— Material supplied —
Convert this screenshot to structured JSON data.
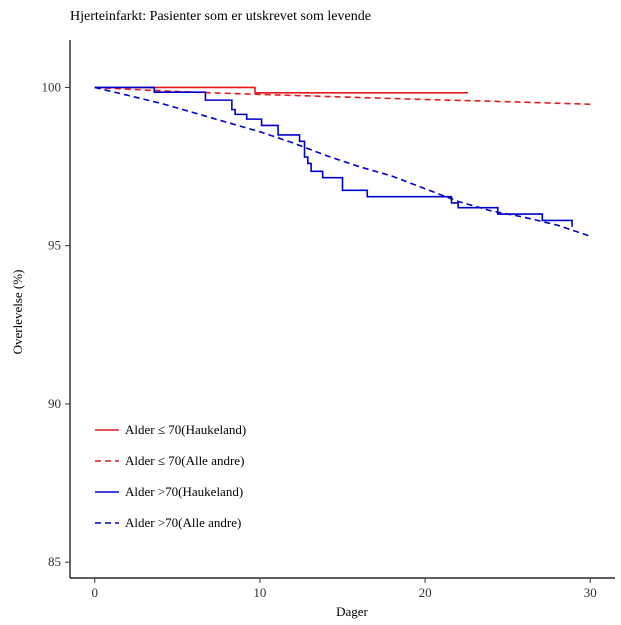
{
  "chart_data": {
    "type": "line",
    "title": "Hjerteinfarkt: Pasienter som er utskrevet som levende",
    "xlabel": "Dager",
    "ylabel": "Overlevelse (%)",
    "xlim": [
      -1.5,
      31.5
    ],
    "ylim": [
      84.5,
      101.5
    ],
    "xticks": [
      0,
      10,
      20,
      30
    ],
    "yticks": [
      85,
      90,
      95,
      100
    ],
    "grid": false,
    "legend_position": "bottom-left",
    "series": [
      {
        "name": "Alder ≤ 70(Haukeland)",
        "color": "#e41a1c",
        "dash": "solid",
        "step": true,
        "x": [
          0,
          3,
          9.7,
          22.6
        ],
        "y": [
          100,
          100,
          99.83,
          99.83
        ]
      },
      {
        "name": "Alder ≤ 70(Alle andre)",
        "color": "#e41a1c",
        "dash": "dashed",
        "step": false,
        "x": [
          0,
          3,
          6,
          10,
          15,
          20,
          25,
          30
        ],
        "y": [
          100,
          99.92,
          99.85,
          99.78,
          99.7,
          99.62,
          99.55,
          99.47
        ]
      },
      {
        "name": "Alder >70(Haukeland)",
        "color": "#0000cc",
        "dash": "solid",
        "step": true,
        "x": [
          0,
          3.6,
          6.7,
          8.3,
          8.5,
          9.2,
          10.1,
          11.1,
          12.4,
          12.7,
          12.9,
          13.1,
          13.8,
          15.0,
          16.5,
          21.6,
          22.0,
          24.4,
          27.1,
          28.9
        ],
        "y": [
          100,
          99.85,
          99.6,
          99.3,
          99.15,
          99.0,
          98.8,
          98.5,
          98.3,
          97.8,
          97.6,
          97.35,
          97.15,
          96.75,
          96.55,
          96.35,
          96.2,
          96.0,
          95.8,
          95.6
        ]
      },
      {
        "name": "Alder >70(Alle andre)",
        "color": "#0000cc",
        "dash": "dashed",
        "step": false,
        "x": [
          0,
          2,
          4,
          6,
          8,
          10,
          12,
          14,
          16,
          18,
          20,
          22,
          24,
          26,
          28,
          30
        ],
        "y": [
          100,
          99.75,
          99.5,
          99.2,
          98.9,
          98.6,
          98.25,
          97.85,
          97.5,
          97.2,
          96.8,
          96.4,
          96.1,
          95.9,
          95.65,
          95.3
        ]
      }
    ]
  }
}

— Challenge —
Write the lines above out again exactly, without any of their pictures.

— Task solution —
Convert this screenshot to structured JSON data.
{
  "chart_data": {
    "type": "line",
    "title": "Hjerteinfarkt: Pasienter som er utskrevet som levende",
    "xlabel": "Dager",
    "ylabel": "Overlevelse (%)",
    "xlim": [
      -1.5,
      31.5
    ],
    "ylim": [
      84.5,
      101.5
    ],
    "xticks": [
      0,
      10,
      20,
      30
    ],
    "yticks": [
      85,
      90,
      95,
      100
    ],
    "grid": false,
    "legend_position": "bottom-left",
    "series": [
      {
        "name": "Alder ≤ 70(Haukeland)",
        "color": "#e41a1c",
        "dash": "solid",
        "step": true,
        "x": [
          0,
          3,
          9.7,
          22.6
        ],
        "y": [
          100,
          100,
          99.83,
          99.83
        ]
      },
      {
        "name": "Alder ≤ 70(Alle andre)",
        "color": "#e41a1c",
        "dash": "dashed",
        "step": false,
        "x": [
          0,
          3,
          6,
          10,
          15,
          20,
          25,
          30
        ],
        "y": [
          100,
          99.92,
          99.85,
          99.78,
          99.7,
          99.62,
          99.55,
          99.47
        ]
      },
      {
        "name": "Alder >70(Haukeland)",
        "color": "#0000cc",
        "dash": "solid",
        "step": true,
        "x": [
          0,
          3.6,
          6.7,
          8.3,
          8.5,
          9.2,
          10.1,
          11.1,
          12.4,
          12.7,
          12.9,
          13.1,
          13.8,
          15.0,
          16.5,
          21.6,
          22.0,
          24.4,
          27.1,
          28.9
        ],
        "y": [
          100,
          99.85,
          99.6,
          99.3,
          99.15,
          99.0,
          98.8,
          98.5,
          98.3,
          97.8,
          97.6,
          97.35,
          97.15,
          96.75,
          96.55,
          96.35,
          96.2,
          96.0,
          95.8,
          95.6
        ]
      },
      {
        "name": "Alder >70(Alle andre)",
        "color": "#0000cc",
        "dash": "dashed",
        "step": false,
        "x": [
          0,
          2,
          4,
          6,
          8,
          10,
          12,
          14,
          16,
          18,
          20,
          22,
          24,
          26,
          28,
          30
        ],
        "y": [
          100,
          99.75,
          99.5,
          99.2,
          98.9,
          98.6,
          98.25,
          97.85,
          97.5,
          97.2,
          96.8,
          96.4,
          96.1,
          95.9,
          95.65,
          95.3
        ]
      }
    ]
  }
}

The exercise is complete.